▶ _Description of the task_
Make an exact transcription of the material, leaving out all images.
..........
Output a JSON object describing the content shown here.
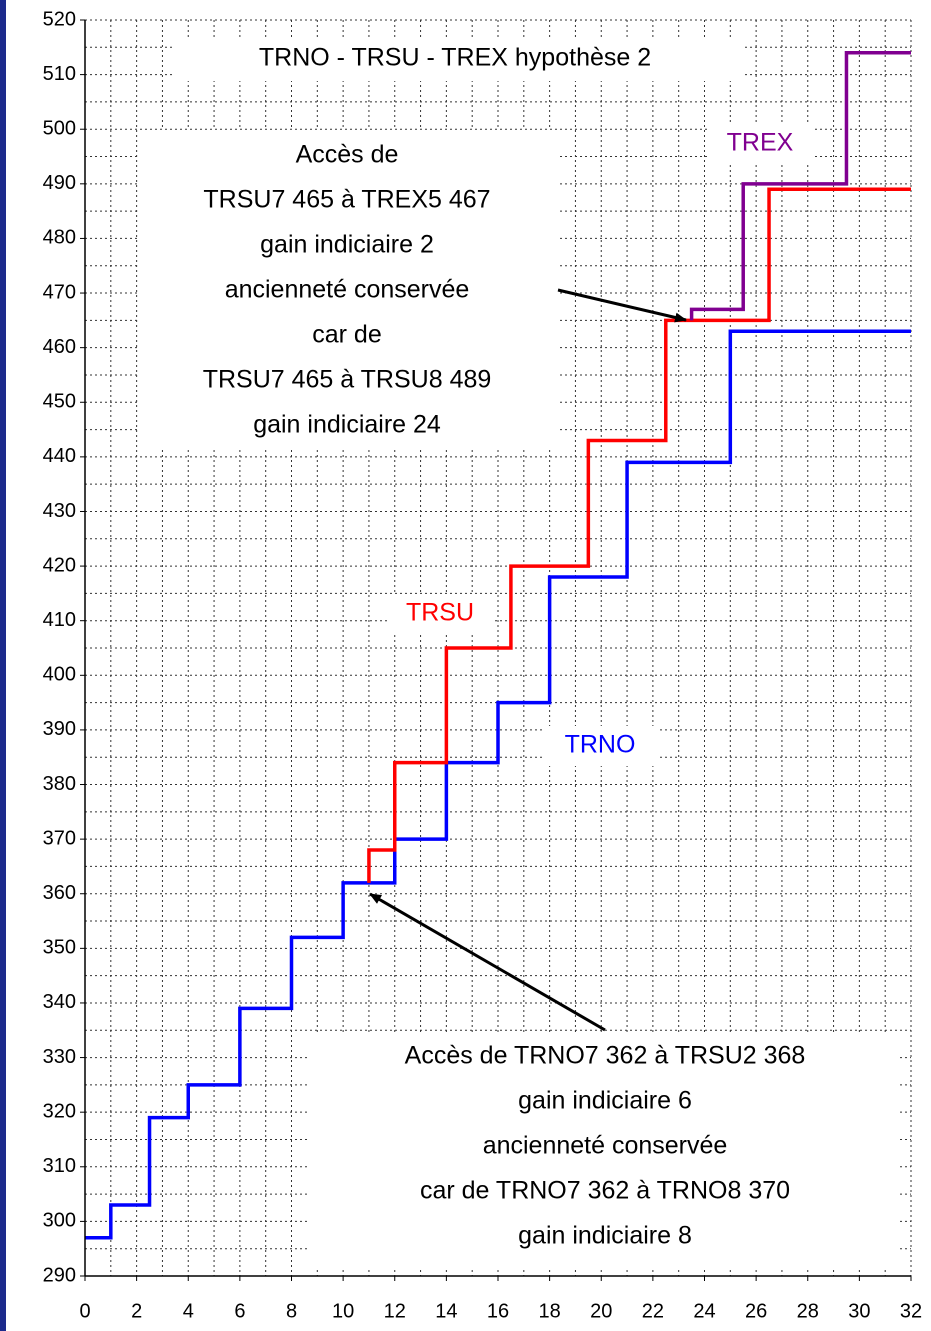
{
  "chart_data": {
    "type": "step",
    "title": "TRNO - TRSU - TREX hypothèse 2",
    "xlim": [
      0,
      32
    ],
    "xticks": [
      0,
      2,
      4,
      6,
      8,
      10,
      12,
      14,
      16,
      18,
      20,
      22,
      24,
      26,
      28,
      30,
      32
    ],
    "ylim": [
      290,
      520
    ],
    "yticks": [
      290,
      300,
      310,
      320,
      330,
      340,
      350,
      360,
      370,
      380,
      390,
      400,
      410,
      420,
      430,
      440,
      450,
      460,
      470,
      480,
      490,
      500,
      510,
      520
    ],
    "grid": true,
    "series": [
      {
        "name": "TRNO",
        "color": "#0000ff",
        "x": [
          0,
          1,
          2.5,
          4,
          6,
          8,
          10,
          12,
          14,
          16,
          18,
          21,
          25
        ],
        "values": [
          297,
          303,
          319,
          325,
          339,
          352,
          362,
          370,
          384,
          395,
          418,
          439,
          463
        ]
      },
      {
        "name": "TRSU",
        "color": "#ff0000",
        "x": [
          11,
          11,
          12,
          14,
          16.5,
          19.5,
          22.5,
          26.5
        ],
        "values": [
          362,
          368,
          384,
          405,
          420,
          443,
          465,
          489
        ]
      },
      {
        "name": "TREX",
        "color": "#800090",
        "x": [
          23.5,
          23.5,
          25.5,
          29.5
        ],
        "values": [
          465,
          467,
          490,
          514
        ]
      }
    ],
    "annotations": [
      [
        "Accès de",
        "TRSU7 465 à TREX5 467",
        "gain indiciaire 2",
        "ancienneté conservée",
        "car de",
        "TRSU7 465 à TRSU8 489",
        "gain indiciaire 24"
      ],
      [
        "Accès de TRNO7 362 à TRSU2 368",
        "gain indiciaire 6",
        "ancienneté conservée",
        "car de TRNO7 362 à TRNO8 370",
        "gain indiciaire 8"
      ]
    ]
  }
}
..........
▶ _Solved exercise_
Output a JSON object describing the content shown here.
{
  "chart_data": {
    "type": "step",
    "title": "TRNO - TRSU - TREX hypothèse 2",
    "xlim": [
      0,
      32
    ],
    "xticks": [
      0,
      2,
      4,
      6,
      8,
      10,
      12,
      14,
      16,
      18,
      20,
      22,
      24,
      26,
      28,
      30,
      32
    ],
    "ylim": [
      290,
      520
    ],
    "yticks": [
      290,
      300,
      310,
      320,
      330,
      340,
      350,
      360,
      370,
      380,
      390,
      400,
      410,
      420,
      430,
      440,
      450,
      460,
      470,
      480,
      490,
      500,
      510,
      520
    ],
    "grid": true,
    "series": [
      {
        "name": "TRNO",
        "color": "#0000ff",
        "x": [
          0,
          1,
          2.5,
          4,
          6,
          8,
          10,
          12,
          14,
          16,
          18,
          21,
          25
        ],
        "values": [
          297,
          303,
          319,
          325,
          339,
          352,
          362,
          370,
          384,
          395,
          418,
          439,
          463
        ]
      },
      {
        "name": "TRSU",
        "color": "#ff0000",
        "x": [
          11,
          11,
          12,
          14,
          16.5,
          19.5,
          22.5,
          26.5
        ],
        "values": [
          362,
          368,
          384,
          405,
          420,
          443,
          465,
          489
        ]
      },
      {
        "name": "TREX",
        "color": "#800090",
        "x": [
          23.5,
          23.5,
          25.5,
          29.5
        ],
        "values": [
          465,
          467,
          490,
          514
        ]
      }
    ],
    "annotations": [
      [
        "Accès de",
        "TRSU7 465 à TREX5 467",
        "gain indiciaire 2",
        "ancienneté conservée",
        "car de",
        "TRSU7 465 à TRSU8 489",
        "gain indiciaire 24"
      ],
      [
        "Accès de TRNO7 362 à TRSU2 368",
        "gain indiciaire 6",
        "ancienneté conservée",
        "car de TRNO7 362 à TRNO8 370",
        "gain indiciaire 8"
      ]
    ]
  }
}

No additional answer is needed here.